◆ **DIRECTIONS FOR THIS TASK**:
Go through the entries below and collect each line with the string "title" in it.

(Excerpts from a figure dataset)
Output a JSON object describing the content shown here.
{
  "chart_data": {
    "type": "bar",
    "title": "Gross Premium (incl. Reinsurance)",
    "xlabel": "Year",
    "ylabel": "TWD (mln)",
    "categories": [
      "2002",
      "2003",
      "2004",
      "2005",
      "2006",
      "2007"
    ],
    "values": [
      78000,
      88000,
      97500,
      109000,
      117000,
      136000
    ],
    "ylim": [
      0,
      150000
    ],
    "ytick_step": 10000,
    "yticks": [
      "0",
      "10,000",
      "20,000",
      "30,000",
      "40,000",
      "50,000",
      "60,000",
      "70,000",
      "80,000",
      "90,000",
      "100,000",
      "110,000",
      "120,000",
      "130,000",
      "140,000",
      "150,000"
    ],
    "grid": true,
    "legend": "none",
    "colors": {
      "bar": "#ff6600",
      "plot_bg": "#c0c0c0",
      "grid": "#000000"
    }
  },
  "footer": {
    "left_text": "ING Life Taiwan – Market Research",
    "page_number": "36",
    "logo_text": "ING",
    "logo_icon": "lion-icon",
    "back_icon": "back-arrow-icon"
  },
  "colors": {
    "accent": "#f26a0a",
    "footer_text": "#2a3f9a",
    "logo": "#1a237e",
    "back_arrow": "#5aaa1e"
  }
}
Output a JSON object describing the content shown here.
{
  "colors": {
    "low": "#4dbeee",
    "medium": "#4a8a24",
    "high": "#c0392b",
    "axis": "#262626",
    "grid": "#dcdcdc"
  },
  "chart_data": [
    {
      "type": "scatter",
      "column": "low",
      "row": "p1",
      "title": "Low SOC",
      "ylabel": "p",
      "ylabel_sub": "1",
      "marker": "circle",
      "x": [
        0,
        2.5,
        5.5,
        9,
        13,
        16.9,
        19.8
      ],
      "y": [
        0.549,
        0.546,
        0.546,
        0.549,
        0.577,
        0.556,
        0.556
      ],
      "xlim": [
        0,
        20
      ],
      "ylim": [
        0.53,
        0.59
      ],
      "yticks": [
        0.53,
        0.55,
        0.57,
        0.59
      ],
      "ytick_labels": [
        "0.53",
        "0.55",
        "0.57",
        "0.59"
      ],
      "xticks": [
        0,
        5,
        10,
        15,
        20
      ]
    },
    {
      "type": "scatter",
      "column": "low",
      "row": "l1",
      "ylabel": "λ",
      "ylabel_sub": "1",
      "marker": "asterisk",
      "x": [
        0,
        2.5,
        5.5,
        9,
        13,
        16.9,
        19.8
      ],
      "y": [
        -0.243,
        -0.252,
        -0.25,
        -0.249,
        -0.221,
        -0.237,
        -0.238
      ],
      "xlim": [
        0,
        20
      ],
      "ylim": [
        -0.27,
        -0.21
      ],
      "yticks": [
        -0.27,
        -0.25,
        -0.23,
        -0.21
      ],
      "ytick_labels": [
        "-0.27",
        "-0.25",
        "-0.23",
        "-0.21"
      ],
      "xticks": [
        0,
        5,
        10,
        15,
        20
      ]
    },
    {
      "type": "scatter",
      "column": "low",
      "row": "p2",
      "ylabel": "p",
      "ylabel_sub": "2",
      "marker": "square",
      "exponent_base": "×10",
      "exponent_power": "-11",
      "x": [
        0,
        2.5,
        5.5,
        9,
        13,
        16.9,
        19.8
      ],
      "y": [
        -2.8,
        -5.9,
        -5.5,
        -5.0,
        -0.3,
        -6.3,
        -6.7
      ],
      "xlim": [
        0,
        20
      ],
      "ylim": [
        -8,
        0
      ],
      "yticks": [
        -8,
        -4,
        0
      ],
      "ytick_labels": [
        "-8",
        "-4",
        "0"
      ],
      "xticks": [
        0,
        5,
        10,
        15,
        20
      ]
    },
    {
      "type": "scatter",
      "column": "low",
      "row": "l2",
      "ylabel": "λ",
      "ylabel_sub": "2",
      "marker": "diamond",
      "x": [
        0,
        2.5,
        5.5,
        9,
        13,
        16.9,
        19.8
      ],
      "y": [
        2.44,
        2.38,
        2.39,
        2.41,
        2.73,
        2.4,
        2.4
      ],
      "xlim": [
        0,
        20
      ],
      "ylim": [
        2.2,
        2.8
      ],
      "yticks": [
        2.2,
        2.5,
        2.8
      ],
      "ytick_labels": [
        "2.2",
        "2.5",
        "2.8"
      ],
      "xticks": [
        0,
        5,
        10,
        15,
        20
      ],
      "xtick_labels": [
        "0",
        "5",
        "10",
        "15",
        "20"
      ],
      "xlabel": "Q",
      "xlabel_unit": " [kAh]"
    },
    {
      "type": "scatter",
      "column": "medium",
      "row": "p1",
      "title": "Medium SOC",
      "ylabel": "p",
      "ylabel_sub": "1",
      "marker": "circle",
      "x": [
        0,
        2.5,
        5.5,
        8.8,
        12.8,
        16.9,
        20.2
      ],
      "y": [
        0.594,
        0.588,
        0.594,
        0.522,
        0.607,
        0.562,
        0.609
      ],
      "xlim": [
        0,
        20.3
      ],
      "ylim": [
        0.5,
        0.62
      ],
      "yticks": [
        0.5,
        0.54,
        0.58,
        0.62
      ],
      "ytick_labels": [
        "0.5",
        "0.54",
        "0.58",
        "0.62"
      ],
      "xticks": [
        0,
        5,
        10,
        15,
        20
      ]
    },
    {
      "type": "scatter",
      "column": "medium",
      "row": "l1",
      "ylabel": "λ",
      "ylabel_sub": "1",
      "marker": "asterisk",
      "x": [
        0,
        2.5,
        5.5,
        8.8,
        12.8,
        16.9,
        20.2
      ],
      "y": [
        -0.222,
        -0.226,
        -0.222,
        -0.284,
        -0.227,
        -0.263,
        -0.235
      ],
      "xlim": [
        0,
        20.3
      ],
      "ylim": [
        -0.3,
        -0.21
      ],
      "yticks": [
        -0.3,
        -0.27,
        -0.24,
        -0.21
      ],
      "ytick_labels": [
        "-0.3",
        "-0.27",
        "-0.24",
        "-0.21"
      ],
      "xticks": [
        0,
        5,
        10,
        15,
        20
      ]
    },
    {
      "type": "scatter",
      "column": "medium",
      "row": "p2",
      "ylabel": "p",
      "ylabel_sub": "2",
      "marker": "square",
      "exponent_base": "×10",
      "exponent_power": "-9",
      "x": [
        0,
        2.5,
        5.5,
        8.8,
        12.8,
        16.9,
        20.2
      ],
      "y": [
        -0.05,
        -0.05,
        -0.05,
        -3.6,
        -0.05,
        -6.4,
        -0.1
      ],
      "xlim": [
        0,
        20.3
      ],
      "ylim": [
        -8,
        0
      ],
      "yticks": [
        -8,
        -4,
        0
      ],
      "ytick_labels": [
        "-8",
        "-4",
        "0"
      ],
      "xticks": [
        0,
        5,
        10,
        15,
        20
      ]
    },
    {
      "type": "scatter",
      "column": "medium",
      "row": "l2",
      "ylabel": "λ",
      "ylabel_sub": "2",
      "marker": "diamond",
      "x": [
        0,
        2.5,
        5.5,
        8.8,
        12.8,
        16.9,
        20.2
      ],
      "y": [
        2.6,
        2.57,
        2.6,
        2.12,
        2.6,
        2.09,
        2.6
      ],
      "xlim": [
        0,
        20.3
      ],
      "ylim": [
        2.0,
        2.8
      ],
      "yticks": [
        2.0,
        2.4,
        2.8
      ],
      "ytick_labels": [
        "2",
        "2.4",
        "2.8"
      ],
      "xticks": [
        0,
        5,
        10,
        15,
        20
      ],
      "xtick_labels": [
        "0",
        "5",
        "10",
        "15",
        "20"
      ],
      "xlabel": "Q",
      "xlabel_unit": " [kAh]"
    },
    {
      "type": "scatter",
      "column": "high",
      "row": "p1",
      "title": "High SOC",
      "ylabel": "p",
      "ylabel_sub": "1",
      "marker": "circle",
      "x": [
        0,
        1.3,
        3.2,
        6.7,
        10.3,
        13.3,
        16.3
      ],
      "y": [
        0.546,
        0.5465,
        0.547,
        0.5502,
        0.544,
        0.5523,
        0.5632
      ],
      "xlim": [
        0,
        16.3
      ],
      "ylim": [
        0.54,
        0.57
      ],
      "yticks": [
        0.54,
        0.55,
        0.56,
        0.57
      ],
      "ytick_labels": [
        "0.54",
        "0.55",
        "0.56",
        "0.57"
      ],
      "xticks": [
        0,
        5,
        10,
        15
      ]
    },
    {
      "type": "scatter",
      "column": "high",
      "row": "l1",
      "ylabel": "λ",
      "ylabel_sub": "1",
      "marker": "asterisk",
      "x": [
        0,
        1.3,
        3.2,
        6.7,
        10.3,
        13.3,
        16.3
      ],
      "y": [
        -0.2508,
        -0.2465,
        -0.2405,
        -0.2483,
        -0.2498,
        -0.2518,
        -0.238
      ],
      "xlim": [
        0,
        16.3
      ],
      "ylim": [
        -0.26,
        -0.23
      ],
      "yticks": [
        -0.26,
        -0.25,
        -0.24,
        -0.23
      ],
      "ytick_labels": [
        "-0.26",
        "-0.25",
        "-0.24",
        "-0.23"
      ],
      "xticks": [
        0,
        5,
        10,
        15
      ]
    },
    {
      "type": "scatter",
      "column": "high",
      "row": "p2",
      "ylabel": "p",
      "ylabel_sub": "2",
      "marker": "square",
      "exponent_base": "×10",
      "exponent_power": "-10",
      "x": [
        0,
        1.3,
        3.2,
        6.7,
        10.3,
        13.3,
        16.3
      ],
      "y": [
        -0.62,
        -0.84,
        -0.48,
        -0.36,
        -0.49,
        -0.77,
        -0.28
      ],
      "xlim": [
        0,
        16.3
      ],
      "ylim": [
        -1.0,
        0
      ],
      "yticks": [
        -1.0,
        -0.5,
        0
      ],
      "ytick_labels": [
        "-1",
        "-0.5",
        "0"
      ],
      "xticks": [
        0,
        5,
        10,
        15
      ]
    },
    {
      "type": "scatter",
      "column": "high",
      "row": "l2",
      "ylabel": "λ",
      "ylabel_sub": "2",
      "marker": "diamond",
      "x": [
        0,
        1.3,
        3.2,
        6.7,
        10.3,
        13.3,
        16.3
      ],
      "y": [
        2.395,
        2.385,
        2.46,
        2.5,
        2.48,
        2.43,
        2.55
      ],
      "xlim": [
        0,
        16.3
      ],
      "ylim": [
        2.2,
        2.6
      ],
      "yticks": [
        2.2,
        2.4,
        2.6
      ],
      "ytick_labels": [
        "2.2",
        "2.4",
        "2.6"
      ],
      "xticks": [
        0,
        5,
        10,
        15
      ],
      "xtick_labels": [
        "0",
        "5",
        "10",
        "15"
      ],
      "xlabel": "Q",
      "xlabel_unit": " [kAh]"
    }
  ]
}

◆ **OUTPUT BELOW**:
    "title": "Gross Premium (incl. Reinsurance)",
      "title": "Low SOC",
      "title": "Medium SOC",
      "title": "High SOC",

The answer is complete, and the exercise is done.